Write every record out again exactly as given.

___ Supplied information ___

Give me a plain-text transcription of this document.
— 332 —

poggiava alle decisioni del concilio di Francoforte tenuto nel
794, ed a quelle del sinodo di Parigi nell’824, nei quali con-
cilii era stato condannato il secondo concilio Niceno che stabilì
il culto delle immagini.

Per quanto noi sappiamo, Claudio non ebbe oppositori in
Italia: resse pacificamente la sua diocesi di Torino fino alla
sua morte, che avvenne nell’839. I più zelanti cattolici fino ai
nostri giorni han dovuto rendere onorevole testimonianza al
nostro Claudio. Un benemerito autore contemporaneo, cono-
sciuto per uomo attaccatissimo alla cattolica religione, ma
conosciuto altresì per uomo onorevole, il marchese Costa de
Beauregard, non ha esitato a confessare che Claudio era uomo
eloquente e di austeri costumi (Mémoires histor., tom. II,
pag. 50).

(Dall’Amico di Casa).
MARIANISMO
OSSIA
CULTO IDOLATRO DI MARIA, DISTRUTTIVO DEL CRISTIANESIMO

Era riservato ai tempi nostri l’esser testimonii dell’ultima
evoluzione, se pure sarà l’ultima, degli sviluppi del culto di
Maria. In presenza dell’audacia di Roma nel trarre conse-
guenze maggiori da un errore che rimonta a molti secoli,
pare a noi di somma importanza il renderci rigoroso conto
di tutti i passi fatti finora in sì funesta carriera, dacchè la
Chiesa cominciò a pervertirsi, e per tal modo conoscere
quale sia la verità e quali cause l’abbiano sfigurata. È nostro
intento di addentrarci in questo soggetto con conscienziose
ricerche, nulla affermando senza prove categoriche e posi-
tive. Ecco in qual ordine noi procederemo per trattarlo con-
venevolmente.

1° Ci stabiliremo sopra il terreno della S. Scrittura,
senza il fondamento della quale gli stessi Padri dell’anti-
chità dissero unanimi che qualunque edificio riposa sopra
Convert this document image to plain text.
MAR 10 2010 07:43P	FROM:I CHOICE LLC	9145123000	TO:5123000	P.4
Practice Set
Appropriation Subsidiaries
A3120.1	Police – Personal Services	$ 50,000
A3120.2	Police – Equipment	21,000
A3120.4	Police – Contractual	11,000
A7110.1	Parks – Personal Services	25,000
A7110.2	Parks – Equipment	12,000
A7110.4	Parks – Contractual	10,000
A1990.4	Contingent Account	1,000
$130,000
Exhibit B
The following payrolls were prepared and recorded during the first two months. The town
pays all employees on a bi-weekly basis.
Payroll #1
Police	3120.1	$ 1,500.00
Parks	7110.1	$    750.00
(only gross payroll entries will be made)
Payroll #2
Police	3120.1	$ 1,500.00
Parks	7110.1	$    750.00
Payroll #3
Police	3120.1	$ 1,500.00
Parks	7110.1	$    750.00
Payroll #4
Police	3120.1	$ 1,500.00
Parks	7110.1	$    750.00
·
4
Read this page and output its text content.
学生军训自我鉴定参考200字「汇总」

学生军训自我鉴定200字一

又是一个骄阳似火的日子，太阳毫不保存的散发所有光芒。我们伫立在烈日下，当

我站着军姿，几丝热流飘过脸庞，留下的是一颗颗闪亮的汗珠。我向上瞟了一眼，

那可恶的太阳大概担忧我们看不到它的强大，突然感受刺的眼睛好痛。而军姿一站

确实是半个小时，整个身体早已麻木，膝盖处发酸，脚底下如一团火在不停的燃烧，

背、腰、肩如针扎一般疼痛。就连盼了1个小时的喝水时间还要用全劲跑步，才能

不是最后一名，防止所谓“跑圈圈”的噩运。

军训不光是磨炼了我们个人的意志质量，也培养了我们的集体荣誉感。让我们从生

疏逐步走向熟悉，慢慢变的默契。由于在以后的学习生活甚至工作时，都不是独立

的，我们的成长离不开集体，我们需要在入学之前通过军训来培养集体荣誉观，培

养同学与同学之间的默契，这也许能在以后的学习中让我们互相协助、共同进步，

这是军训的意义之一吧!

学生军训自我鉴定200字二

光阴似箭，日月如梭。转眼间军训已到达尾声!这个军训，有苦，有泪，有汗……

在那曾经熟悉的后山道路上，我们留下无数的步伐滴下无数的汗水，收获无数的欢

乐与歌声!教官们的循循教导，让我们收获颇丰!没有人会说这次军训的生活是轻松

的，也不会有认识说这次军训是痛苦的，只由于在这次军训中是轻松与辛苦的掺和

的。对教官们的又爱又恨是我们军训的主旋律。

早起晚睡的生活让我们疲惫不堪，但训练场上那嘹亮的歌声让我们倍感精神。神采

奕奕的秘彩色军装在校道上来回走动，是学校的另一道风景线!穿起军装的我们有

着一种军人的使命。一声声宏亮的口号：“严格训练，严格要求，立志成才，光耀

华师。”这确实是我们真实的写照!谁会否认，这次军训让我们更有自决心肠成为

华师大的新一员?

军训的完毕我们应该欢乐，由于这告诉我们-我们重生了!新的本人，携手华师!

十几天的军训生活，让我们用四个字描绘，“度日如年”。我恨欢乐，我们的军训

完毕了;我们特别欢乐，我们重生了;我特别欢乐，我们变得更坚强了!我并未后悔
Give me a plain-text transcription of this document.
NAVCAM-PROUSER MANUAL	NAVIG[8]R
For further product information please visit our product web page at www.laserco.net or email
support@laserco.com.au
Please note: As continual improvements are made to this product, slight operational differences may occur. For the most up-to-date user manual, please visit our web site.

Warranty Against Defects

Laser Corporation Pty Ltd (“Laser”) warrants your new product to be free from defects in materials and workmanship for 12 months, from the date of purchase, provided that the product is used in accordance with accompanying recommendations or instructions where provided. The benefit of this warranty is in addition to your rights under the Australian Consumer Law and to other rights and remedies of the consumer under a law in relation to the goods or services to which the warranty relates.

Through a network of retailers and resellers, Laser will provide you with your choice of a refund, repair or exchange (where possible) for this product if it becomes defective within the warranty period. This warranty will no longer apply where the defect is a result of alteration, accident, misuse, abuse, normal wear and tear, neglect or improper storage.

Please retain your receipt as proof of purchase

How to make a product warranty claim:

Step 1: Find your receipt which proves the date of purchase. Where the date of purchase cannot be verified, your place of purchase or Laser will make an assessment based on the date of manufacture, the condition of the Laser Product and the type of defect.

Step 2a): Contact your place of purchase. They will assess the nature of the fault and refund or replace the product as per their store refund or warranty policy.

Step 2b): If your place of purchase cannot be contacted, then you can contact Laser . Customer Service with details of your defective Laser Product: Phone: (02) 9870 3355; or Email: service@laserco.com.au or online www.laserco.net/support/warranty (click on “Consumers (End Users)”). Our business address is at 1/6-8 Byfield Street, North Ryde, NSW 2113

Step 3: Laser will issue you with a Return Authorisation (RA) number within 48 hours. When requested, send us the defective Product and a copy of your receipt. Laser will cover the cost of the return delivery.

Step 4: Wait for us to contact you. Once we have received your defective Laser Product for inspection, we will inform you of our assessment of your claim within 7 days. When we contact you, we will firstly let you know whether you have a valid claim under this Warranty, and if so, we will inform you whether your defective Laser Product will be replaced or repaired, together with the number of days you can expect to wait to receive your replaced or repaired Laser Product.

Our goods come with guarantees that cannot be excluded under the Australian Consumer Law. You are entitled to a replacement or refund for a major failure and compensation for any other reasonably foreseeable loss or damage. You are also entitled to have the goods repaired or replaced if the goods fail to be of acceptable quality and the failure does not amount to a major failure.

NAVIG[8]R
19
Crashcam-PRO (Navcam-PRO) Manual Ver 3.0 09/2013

___

* _Result of this exercise_
Give me a plain-text transcription of this document.
— 332 —

poggiava alle decisioni del concilio di Francoforte tenuto nel
794, ed a quelle del sinodo di Parigi nell’824, nei quali con-
cilii era stato condannato il secondo concilio Niceno che stabilì
il culto delle immagini.

Per quanto noi sappiamo, Claudio non ebbe oppositori in
Italia: resse pacificamente la sua diocesi di Torino fino alla
sua morte, che avvenne nell’839. I più zelanti cattolici fino ai
nostri giorni han dovuto rendere onorevole testimonianza al
nostro Claudio. Un benemerito autore contemporaneo, cono-
sciuto per uomo attaccatissimo alla cattolica religione, ma
conosciuto altresì per uomo onorevole, il marchese Costa de
Beauregard, non ha esitato a confessare che Claudio era uomo
eloquente e di austeri costumi (Mémoires histor., tom. II,
pag. 50).

(Dall’Amico di Casa).
MARIANISMO
OSSIA
CULTO IDOLATRO DI MARIA, DISTRUTTIVO DEL CRISTIANESIMO

Era riservato ai tempi nostri l’esser testimonii dell’ultima
evoluzione, se pure sarà l’ultima, degli sviluppi del culto di
Maria. In presenza dell’audacia di Roma nel trarre conse-
guenze maggiori da un errore che rimonta a molti secoli,
pare a noi di somma importanza il renderci rigoroso conto
di tutti i passi fatti finora in sì funesta carriera, dacchè la
Chiesa cominciò a pervertirsi, e per tal modo conoscere
quale sia la verità e quali cause l’abbiano sfigurata. È nostro
intento di addentrarci in questo soggetto con conscienziose
ricerche, nulla affermando senza prove categoriche e posi-
tive. Ecco in qual ordine noi procederemo per trattarlo con-
venevolmente.

1° Ci stabiliremo sopra il terreno della S. Scrittura,
senza il fondamento della quale gli stessi Padri dell’anti-
chità dissero unanimi che qualunque edificio riposa sopra
Convert this document image to plain text.
MAR 10 2010 07:43P	FROM:I CHOICE LLC	9145123000	TO:5123000	P.4
Practice Set
Appropriation Subsidiaries
A3120.1	Police – Personal Services	$ 50,000
A3120.2	Police – Equipment	21,000
A3120.4	Police – Contractual	11,000
A7110.1	Parks – Personal Services	25,000
A7110.2	Parks – Equipment	12,000
A7110.4	Parks – Contractual	10,000
A1990.4	Contingent Account	1,000
$130,000
Exhibit B
The following payrolls were prepared and recorded during the first two months. The town
pays all employees on a bi-weekly basis.
Payroll #1
Police	3120.1	$ 1,500.00
Parks	7110.1	$    750.00
(only gross payroll entries will be made)
Payroll #2
Police	3120.1	$ 1,500.00
Parks	7110.1	$    750.00
Payroll #3
Police	3120.1	$ 1,500.00
Parks	7110.1	$    750.00
Payroll #4
Police	3120.1	$ 1,500.00
Parks	7110.1	$    750.00
·
4
Read this page and output its text content.
学生军训自我鉴定参考200字「汇总」

学生军训自我鉴定200字一

又是一个骄阳似火的日子，太阳毫不保存的散发所有光芒。我们伫立在烈日下，当

我站着军姿，几丝热流飘过脸庞，留下的是一颗颗闪亮的汗珠。我向上瞟了一眼，

那可恶的太阳大概担忧我们看不到它的强大，突然感受刺的眼睛好痛。而军姿一站

确实是半个小时，整个身体早已麻木，膝盖处发酸，脚底下如一团火在不停的燃烧，

背、腰、肩如针扎一般疼痛。就连盼了1个小时的喝水时间还要用全劲跑步，才能

不是最后一名，防止所谓“跑圈圈”的噩运。

军训不光是磨炼了我们个人的意志质量，也培养了我们的集体荣誉感。让我们从生

疏逐步走向熟悉，慢慢变的默契。由于在以后的学习生活甚至工作时，都不是独立

的，我们的成长离不开集体，我们需要在入学之前通过军训来培养集体荣誉观，培

养同学与同学之间的默契，这也许能在以后的学习中让我们互相协助、共同进步，

这是军训的意义之一吧!

学生军训自我鉴定200字二

光阴似箭，日月如梭。转眼间军训已到达尾声!这个军训，有苦，有泪，有汗……

在那曾经熟悉的后山道路上，我们留下无数的步伐滴下无数的汗水，收获无数的欢

乐与歌声!教官们的循循教导，让我们收获颇丰!没有人会说这次军训的生活是轻松

的，也不会有认识说这次军训是痛苦的，只由于在这次军训中是轻松与辛苦的掺和

的。对教官们的又爱又恨是我们军训的主旋律。

早起晚睡的生活让我们疲惫不堪，但训练场上那嘹亮的歌声让我们倍感精神。神采

奕奕的秘彩色军装在校道上来回走动，是学校的另一道风景线!穿起军装的我们有

着一种军人的使命。一声声宏亮的口号：“严格训练，严格要求，立志成才，光耀

华师。”这确实是我们真实的写照!谁会否认，这次军训让我们更有自决心肠成为

华师大的新一员?

军训的完毕我们应该欢乐，由于这告诉我们-我们重生了!新的本人，携手华师!

十几天的军训生活，让我们用四个字描绘，“度日如年”。我恨欢乐，我们的军训

完毕了;我们特别欢乐，我们重生了;我特别欢乐，我们变得更坚强了!我并未后悔
Give me a plain-text transcription of this document.
NAVCAM-PROUSER MANUAL	NAVIG[8]R
For further product information please visit our product web page at www.laserco.net or email
support@laserco.com.au
Please note: As continual improvements are made to this product, slight operational differences may occur. For the most up-to-date user manual, please visit our web site.

Warranty Against Defects

Laser Corporation Pty Ltd (“Laser”) warrants your new product to be free from defects in materials and workmanship for 12 months, from the date of purchase, provided that the product is used in accordance with accompanying recommendations or instructions where provided. The benefit of this warranty is in addition to your rights under the Australian Consumer Law and to other rights and remedies of the consumer under a law in relation to the goods or services to which the warranty relates.

Through a network of retailers and resellers, Laser will provide you with your choice of a refund, repair or exchange (where possible) for this product if it becomes defective within the warranty period. This warranty will no longer apply where the defect is a result of alteration, accident, misuse, abuse, normal wear and tear, neglect or improper storage.

Please retain your receipt as proof of purchase

How to make a product warranty claim:

Step 1: Find your receipt which proves the date of purchase. Where the date of purchase cannot be verified, your place of purchase or Laser will make an assessment based on the date of manufacture, the condition of the Laser Product and the type of defect.

Step 2a): Contact your place of purchase. They will assess the nature of the fault and refund or replace the product as per their store refund or warranty policy.

Step 2b): If your place of purchase cannot be contacted, then you can contact Laser . Customer Service with details of your defective Laser Product: Phone: (02) 9870 3355; or Email: service@laserco.com.au or online www.laserco.net/support/warranty (click on “Consumers (End Users)”). Our business address is at 1/6-8 Byfield Street, North Ryde, NSW 2113

Step 3: Laser will issue you with a Return Authorisation (RA) number within 48 hours. When requested, send us the defective Product and a copy of your receipt. Laser will cover the cost of the return delivery.

Step 4: Wait for us to contact you. Once we have received your defective Laser Product for inspection, we will inform you of our assessment of your claim within 7 days. When we contact you, we will firstly let you know whether you have a valid claim under this Warranty, and if so, we will inform you whether your defective Laser Product will be replaced or repaired, together with the number of days you can expect to wait to receive your replaced or repaired Laser Product.

Our goods come with guarantees that cannot be excluded under the Australian Consumer Law. You are entitled to a replacement or refund for a major failure and compensation for any other reasonably foreseeable loss or damage. You are also entitled to have the goods repaired or replaced if the goods fail to be of acceptable quality and the failure does not amount to a major failure.

NAVIG[8]R
19
Crashcam-PRO (Navcam-PRO) Manual Ver 3.0 09/2013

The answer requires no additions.